[Figure record listings]

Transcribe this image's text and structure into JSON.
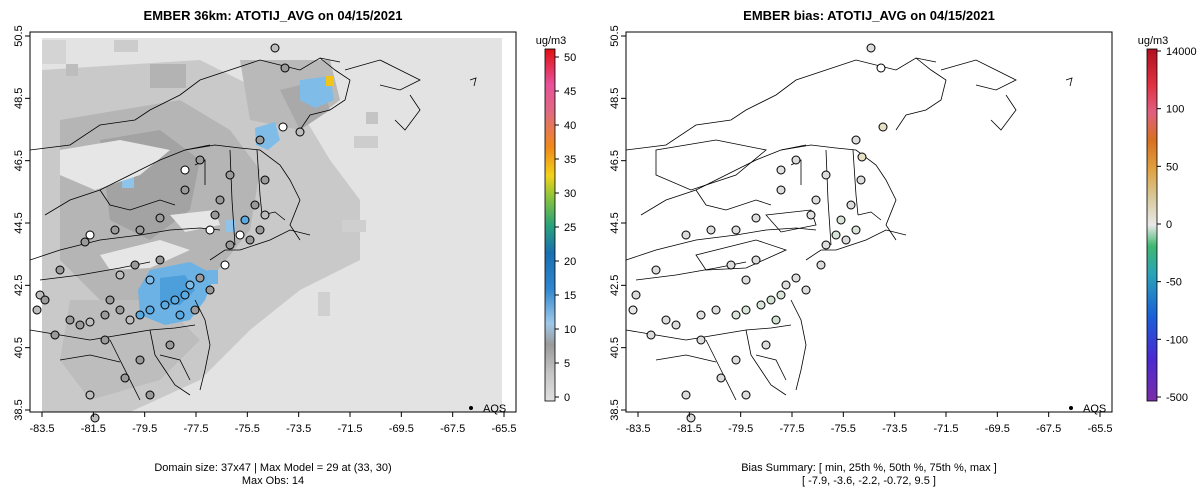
{
  "left_panel": {
    "title": "EMBER 36km: ATOTIJ_AVG on 04/15/2021",
    "x_ticks": [
      "-83.5",
      "-81.5",
      "-79.5",
      "-77.5",
      "-75.5",
      "-73.5",
      "-71.5",
      "-69.5",
      "-67.5",
      "-65.5"
    ],
    "y_ticks": [
      "38.5",
      "40.5",
      "42.5",
      "44.5",
      "46.5",
      "48.5",
      "50.5"
    ],
    "legend_label": "AQS",
    "colorbar_unit": "ug/m3",
    "colorbar_ticks": [
      "0",
      "5",
      "10",
      "15",
      "20",
      "25",
      "30",
      "35",
      "40",
      "45",
      "50"
    ],
    "footer_line1": "Domain size: 37x47 | Max Model = 29 at (33, 30)",
    "footer_line2": "Max Obs: 14"
  },
  "right_panel": {
    "title": "EMBER bias: ATOTIJ_AVG on 04/15/2021",
    "x_ticks": [
      "-83.5",
      "-81.5",
      "-79.5",
      "-77.5",
      "-75.5",
      "-73.5",
      "-71.5",
      "-69.5",
      "-67.5",
      "-65.5"
    ],
    "y_ticks": [
      "38.5",
      "40.5",
      "42.5",
      "44.5",
      "46.5",
      "48.5",
      "50.5"
    ],
    "legend_label": "AQS",
    "colorbar_unit": "ug/m3",
    "colorbar_ticks": [
      "14000",
      "100",
      "50",
      "0",
      "-50",
      "-100",
      "-500"
    ],
    "footer_line1": "Bias Summary: [ min, 25th %, 50th %, 75th %, max ]",
    "footer_line2": "[ -7.9,   -3.6,   -2.2,   -0.72,   9.5 ]"
  },
  "colors": {
    "ocean_fill": "#e3e3e3",
    "land_light": "#d0d0d0",
    "land_mid": "#bcbcbc",
    "land_dark": "#a6a6a6",
    "blue_high": "#5aa9e0",
    "blue_mid": "#7fbde8",
    "hotspot": "#f0c419"
  }
}
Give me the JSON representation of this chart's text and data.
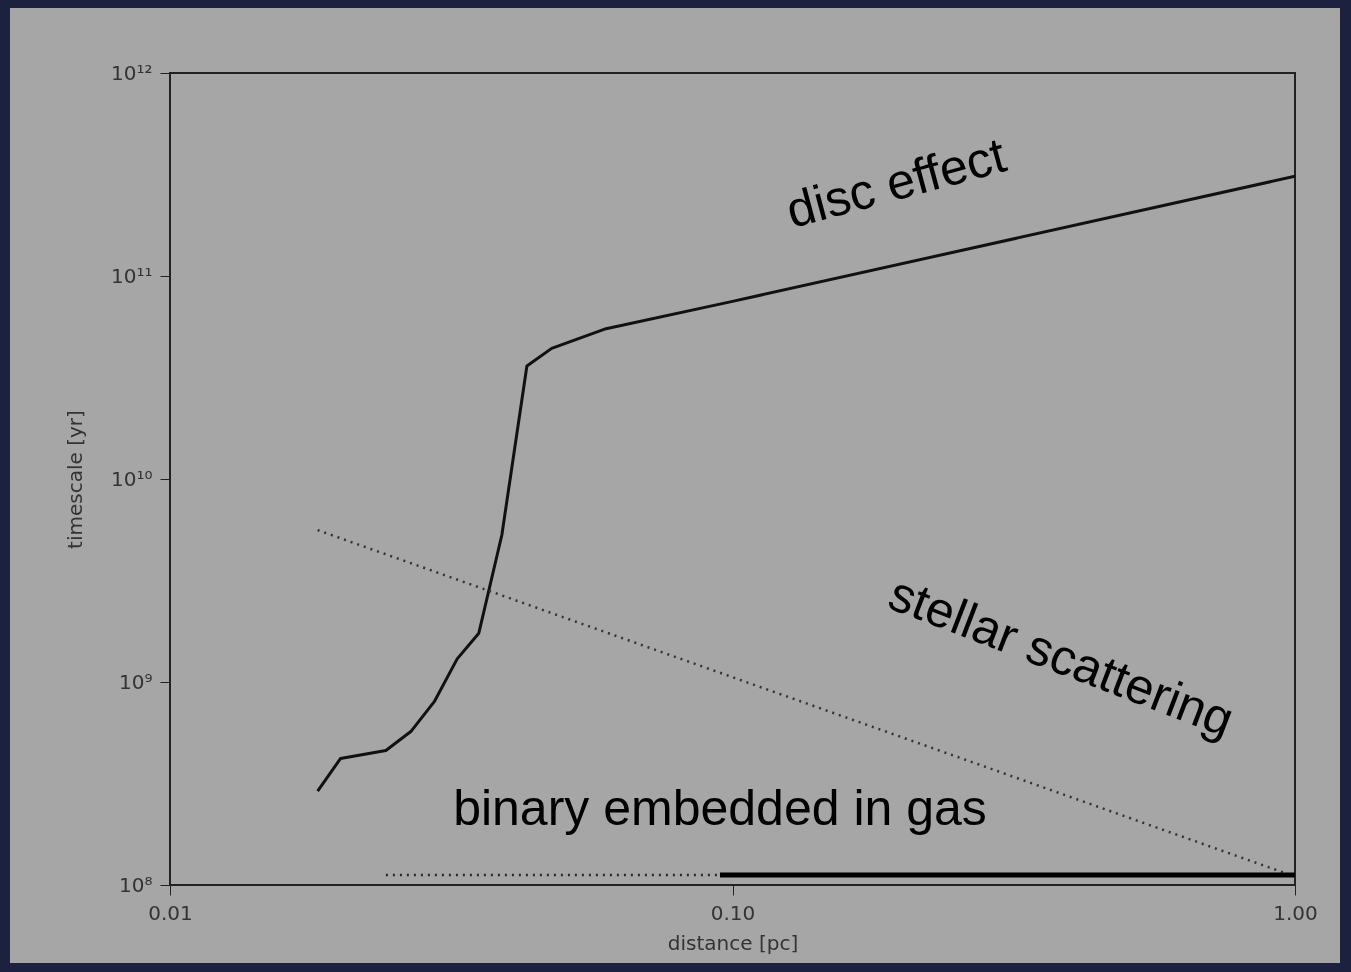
{
  "chart_data": {
    "type": "line",
    "xlabel": "distance [pc]",
    "ylabel": "timescale [yr]",
    "log": "xy",
    "grid": false,
    "xlim": [
      0.01,
      1
    ],
    "xticks": [
      {
        "value": 0.01,
        "label": "0.01"
      },
      {
        "value": 0.1,
        "label": "0.10"
      },
      {
        "value": 1,
        "label": "1.00"
      }
    ],
    "ylim": [
      100000000.0,
      1000000000000.0
    ],
    "yticks": [
      {
        "value": 100000000.0,
        "label": "10⁸"
      },
      {
        "value": 1000000000.0,
        "label": "10⁹"
      },
      {
        "value": 10000000000.0,
        "label": "10¹⁰"
      },
      {
        "value": 100000000000.0,
        "label": "10¹¹"
      },
      {
        "value": 1000000000000.0,
        "label": "10¹²"
      }
    ],
    "series": [
      {
        "name": "disc effect",
        "color": "#111111",
        "line_style": "solid",
        "x": [
          0.0183,
          0.0201,
          0.0242,
          0.0268,
          0.0295,
          0.0324,
          0.0354,
          0.0389,
          0.0431,
          0.0477,
          0.0596,
          0.1,
          1.0
        ],
        "values": [
          290000000.0,
          420000000.0,
          460000000.0,
          570000000.0,
          800000000.0,
          1300000000.0,
          1740000000.0,
          5300000000.0,
          36000000000.0,
          44000000000.0,
          55000000000.0,
          75000000000.0,
          310000000000.0
        ]
      },
      {
        "name": "stellar scattering",
        "color": "#333333",
        "line_style": "dotted",
        "x": [
          0.0183,
          1.0
        ],
        "values": [
          5600000000.0,
          110000000.0
        ]
      },
      {
        "color": "#2a2a2a",
        "line_style": "dotted",
        "x": [
          0.0242,
          0.095
        ],
        "values": [
          112000000.0,
          112000000.0
        ]
      },
      {
        "name": "binary embedded in gas",
        "color": "#000000",
        "line_style": "solid",
        "x": [
          0.095,
          1.0
        ],
        "values": [
          112000000.0,
          112000000.0
        ]
      }
    ]
  }
}
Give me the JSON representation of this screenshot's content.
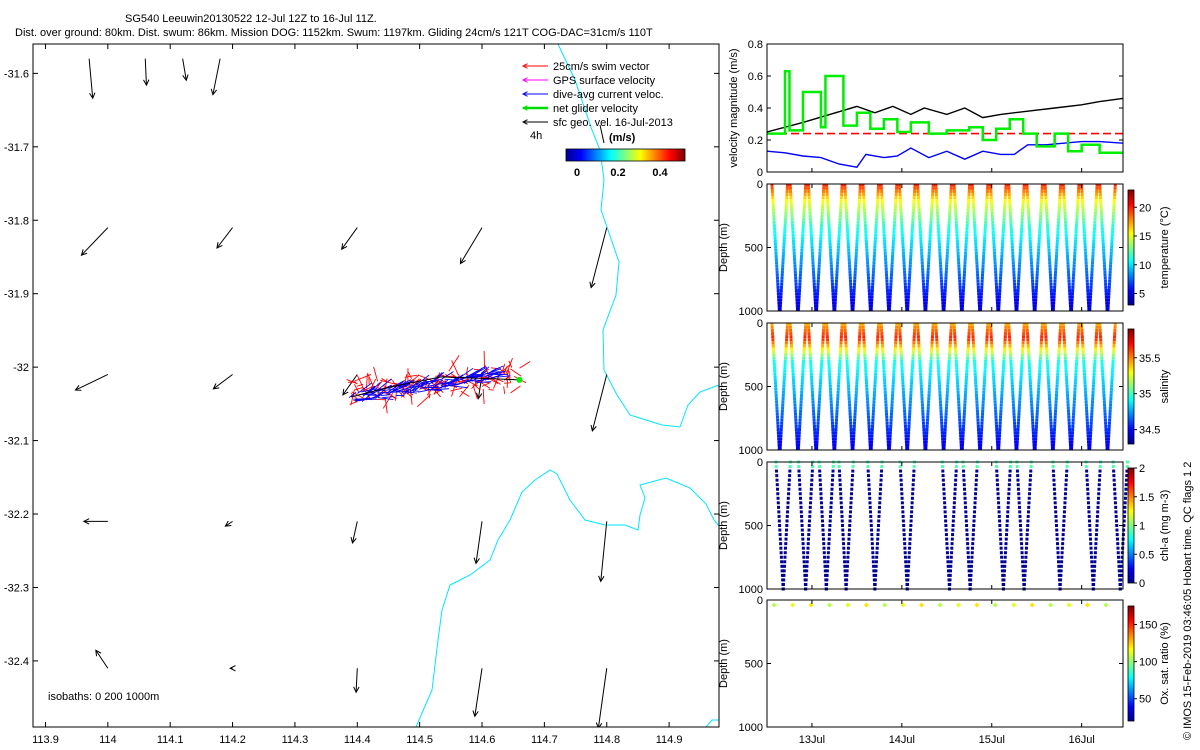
{
  "header": {
    "title": "SG540 Leeuwin20130522 12-Jul 12Z to 16-Jul 11Z.",
    "subtitle": "Dist. over ground: 80km. Dist. swum: 86km. Mission DOG: 1152km. Swum: 1197km. Gliding 24cm/s 121T COG-DAC=31cm/s 110T"
  },
  "side_note": "© IMOS 15-Feb-2019 03:46:05 Hobart time. QC flags 1  2",
  "chart_data": [
    {
      "id": "map",
      "type": "vector_map",
      "xlim": [
        113.88,
        114.98
      ],
      "ylim": [
        -32.49,
        -31.56
      ],
      "x_ticks": [
        113.9,
        114,
        114.1,
        114.2,
        114.3,
        114.4,
        114.5,
        114.6,
        114.7,
        114.8,
        114.9
      ],
      "x_tick_labels": [
        "113.9",
        "114",
        "114.1",
        "114.2",
        "114.3",
        "114.4",
        "114.5",
        "114.6",
        "114.7",
        "114.8",
        "114.9"
      ],
      "y_ticks": [
        -31.6,
        -31.7,
        -31.8,
        -31.9,
        -32,
        -32.1,
        -32.2,
        -32.3,
        -32.4
      ],
      "y_tick_labels": [
        "-31.6",
        "-31.7",
        "-31.8",
        "-31.9",
        "-32",
        "-32.1",
        "-32.2",
        "-32.3",
        "-32.4"
      ],
      "legend": {
        "position": "top-right",
        "entries": [
          {
            "label": "25cm/s swim vector",
            "color": "#ff0000"
          },
          {
            "label": "GPS surface velocity",
            "color": "#ff00ff"
          },
          {
            "label": "dive-avg current veloc.",
            "color": "#0000ff"
          },
          {
            "label": "net glider velocity",
            "color": "#00dd00"
          },
          {
            "label": "sfc geo. vel. 16-Jul-2013",
            "color": "#000000"
          }
        ]
      },
      "time_label": "4h",
      "colorbar": {
        "label": "(m/s)",
        "ticks": [
          "0",
          "0.2",
          "0.4"
        ],
        "range": [
          0,
          0.5
        ]
      },
      "isobaths_label": "isobaths: 0   200  1000m",
      "sfc_vectors": [
        {
          "lon": 113.97,
          "lat": -31.58,
          "u": 0.03,
          "v": -0.33
        },
        {
          "lon": 114.06,
          "lat": -31.58,
          "u": 0.01,
          "v": -0.22
        },
        {
          "lon": 114.12,
          "lat": -31.58,
          "u": 0.03,
          "v": -0.18
        },
        {
          "lon": 114.18,
          "lat": -31.58,
          "u": -0.06,
          "v": -0.3
        },
        {
          "lon": 114.0,
          "lat": -31.81,
          "u": -0.22,
          "v": -0.23
        },
        {
          "lon": 114.2,
          "lat": -31.81,
          "u": -0.13,
          "v": -0.17
        },
        {
          "lon": 114.4,
          "lat": -31.81,
          "u": -0.13,
          "v": -0.18
        },
        {
          "lon": 114.6,
          "lat": -31.81,
          "u": -0.18,
          "v": -0.3
        },
        {
          "lon": 114.8,
          "lat": -31.81,
          "u": -0.13,
          "v": -0.5
        },
        {
          "lon": 114.0,
          "lat": -32.01,
          "u": -0.27,
          "v": -0.13
        },
        {
          "lon": 114.2,
          "lat": -32.01,
          "u": -0.16,
          "v": -0.12
        },
        {
          "lon": 114.4,
          "lat": -32.01,
          "u": -0.12,
          "v": -0.17
        },
        {
          "lon": 114.6,
          "lat": -32.01,
          "u": -0.03,
          "v": -0.2
        },
        {
          "lon": 114.8,
          "lat": -32.01,
          "u": -0.12,
          "v": -0.47
        },
        {
          "lon": 114.0,
          "lat": -32.21,
          "u": -0.2,
          "v": 0.0
        },
        {
          "lon": 114.2,
          "lat": -32.21,
          "u": -0.06,
          "v": -0.04
        },
        {
          "lon": 114.4,
          "lat": -32.21,
          "u": -0.04,
          "v": -0.18
        },
        {
          "lon": 114.6,
          "lat": -32.21,
          "u": -0.05,
          "v": -0.35
        },
        {
          "lon": 114.8,
          "lat": -32.21,
          "u": -0.05,
          "v": -0.5
        },
        {
          "lon": 114.0,
          "lat": -32.41,
          "u": -0.1,
          "v": 0.15
        },
        {
          "lon": 114.2,
          "lat": -32.41,
          "u": -0.02,
          "v": 0.0
        },
        {
          "lon": 114.4,
          "lat": -32.41,
          "u": -0.01,
          "v": -0.2
        },
        {
          "lon": 114.6,
          "lat": -32.41,
          "u": -0.06,
          "v": -0.4
        },
        {
          "lon": 114.8,
          "lat": -32.41,
          "u": -0.07,
          "v": -0.5
        }
      ],
      "glider_track": {
        "lon_start": 114.39,
        "lon_end": 114.66,
        "lat_center": -32.02
      }
    },
    {
      "id": "velocity",
      "type": "line",
      "ylabel": "velocity magnitude (m/s)",
      "ylim": [
        0,
        0.8
      ],
      "y_ticks": [
        0,
        0.2,
        0.4,
        0.6,
        0.8
      ],
      "y_tick_labels": [
        "0",
        "0.2",
        "0.4",
        "0.6",
        "0.8"
      ],
      "xlim": [
        12.5,
        16.46
      ],
      "series": [
        {
          "name": "red_dashed",
          "color": "#ff0000",
          "dash": true,
          "x": [
            12.5,
            16.46
          ],
          "y": [
            0.24,
            0.24
          ]
        },
        {
          "name": "black",
          "color": "#000000",
          "x": [
            12.5,
            12.9,
            13.2,
            13.5,
            13.7,
            13.9,
            14.1,
            14.25,
            14.5,
            14.7,
            14.9,
            15.1,
            15.4,
            15.7,
            16.0,
            16.2,
            16.46
          ],
          "y": [
            0.25,
            0.31,
            0.36,
            0.41,
            0.37,
            0.41,
            0.36,
            0.4,
            0.36,
            0.4,
            0.34,
            0.36,
            0.38,
            0.4,
            0.42,
            0.44,
            0.46
          ]
        },
        {
          "name": "blue",
          "color": "#0000ff",
          "x": [
            12.5,
            12.7,
            12.9,
            13.1,
            13.3,
            13.5,
            13.6,
            13.8,
            13.95,
            14.1,
            14.3,
            14.5,
            14.7,
            14.9,
            15.1,
            15.25,
            15.4,
            15.6,
            15.8,
            16.0,
            16.2,
            16.46
          ],
          "y": [
            0.13,
            0.12,
            0.1,
            0.09,
            0.05,
            0.03,
            0.11,
            0.09,
            0.1,
            0.15,
            0.09,
            0.13,
            0.08,
            0.13,
            0.11,
            0.11,
            0.17,
            0.17,
            0.18,
            0.19,
            0.19,
            0.18
          ]
        },
        {
          "name": "green",
          "color": "#00ee00",
          "x": [
            12.5,
            12.7,
            12.7,
            12.75,
            12.75,
            12.9,
            12.9,
            13.1,
            13.1,
            13.15,
            13.15,
            13.35,
            13.35,
            13.5,
            13.5,
            13.65,
            13.65,
            13.8,
            13.8,
            13.95,
            13.95,
            14.1,
            14.1,
            14.3,
            14.3,
            14.5,
            14.5,
            14.75,
            14.75,
            14.9,
            14.9,
            15.05,
            15.05,
            15.2,
            15.2,
            15.35,
            15.35,
            15.5,
            15.5,
            15.7,
            15.7,
            15.85,
            15.85,
            16.0,
            16.0,
            16.2,
            16.2,
            16.46
          ],
          "y": [
            0.24,
            0.24,
            0.63,
            0.63,
            0.26,
            0.26,
            0.5,
            0.5,
            0.28,
            0.28,
            0.6,
            0.6,
            0.29,
            0.29,
            0.37,
            0.37,
            0.27,
            0.27,
            0.33,
            0.33,
            0.25,
            0.25,
            0.31,
            0.31,
            0.24,
            0.24,
            0.26,
            0.26,
            0.28,
            0.28,
            0.2,
            0.2,
            0.27,
            0.27,
            0.33,
            0.33,
            0.24,
            0.24,
            0.16,
            0.16,
            0.24,
            0.24,
            0.13,
            0.13,
            0.17,
            0.17,
            0.12,
            0.12
          ]
        }
      ]
    },
    {
      "id": "temperature",
      "type": "scatter_section",
      "ylabel": "Depth (m)",
      "y_tick_labels": [
        "0",
        "500",
        "1000"
      ],
      "colorbar_label": "temperature (°C)",
      "colorbar_ticks": [
        "5",
        "10",
        "15",
        "20"
      ],
      "colorbar_range": [
        3,
        23
      ],
      "dives": 19,
      "variable": "temperature"
    },
    {
      "id": "salinity",
      "type": "scatter_section",
      "ylabel": "Depth (m)",
      "y_tick_labels": [
        "0",
        "500",
        "1000"
      ],
      "colorbar_label": "salinity",
      "colorbar_ticks": [
        "34.5",
        "35",
        "35.5"
      ],
      "colorbar_range": [
        34.3,
        35.9
      ],
      "dives": 19,
      "variable": "salinity"
    },
    {
      "id": "chla",
      "type": "scatter_section",
      "ylabel": "Depth (m)",
      "y_tick_labels": [
        "0",
        "500",
        "1000"
      ],
      "colorbar_label": "chl-a (mg m-3)",
      "colorbar_ticks": [
        "0",
        "0.5",
        "1",
        "1.5",
        "2"
      ],
      "colorbar_range": [
        0,
        2
      ],
      "dives": 13,
      "variable": "chla"
    },
    {
      "id": "oxygen",
      "type": "scatter_section",
      "ylabel": "Depth (m)",
      "y_tick_labels": [
        "0",
        "500",
        "1000"
      ],
      "colorbar_label": "Ox. sat. ratio (%)",
      "colorbar_ticks": [
        "50",
        "100",
        "150"
      ],
      "colorbar_range": [
        20,
        175
      ],
      "dives": 19,
      "variable": "oxygen"
    }
  ],
  "time_axis": {
    "ticks": [
      13,
      14,
      15,
      16
    ],
    "tick_labels": [
      "13Jul",
      "14Jul",
      "15Jul",
      "16Jul"
    ],
    "range": [
      12.5,
      16.46
    ]
  }
}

◆ **GIVEN REQUEST**
Using the entries above, find all lines with "variable". Copy them.

◆ **SOLUTION TO THE EXERCISE**
      "variable": "temperature"
      "variable": "salinity"
      "variable": "chla"
      "variable": "oxygen"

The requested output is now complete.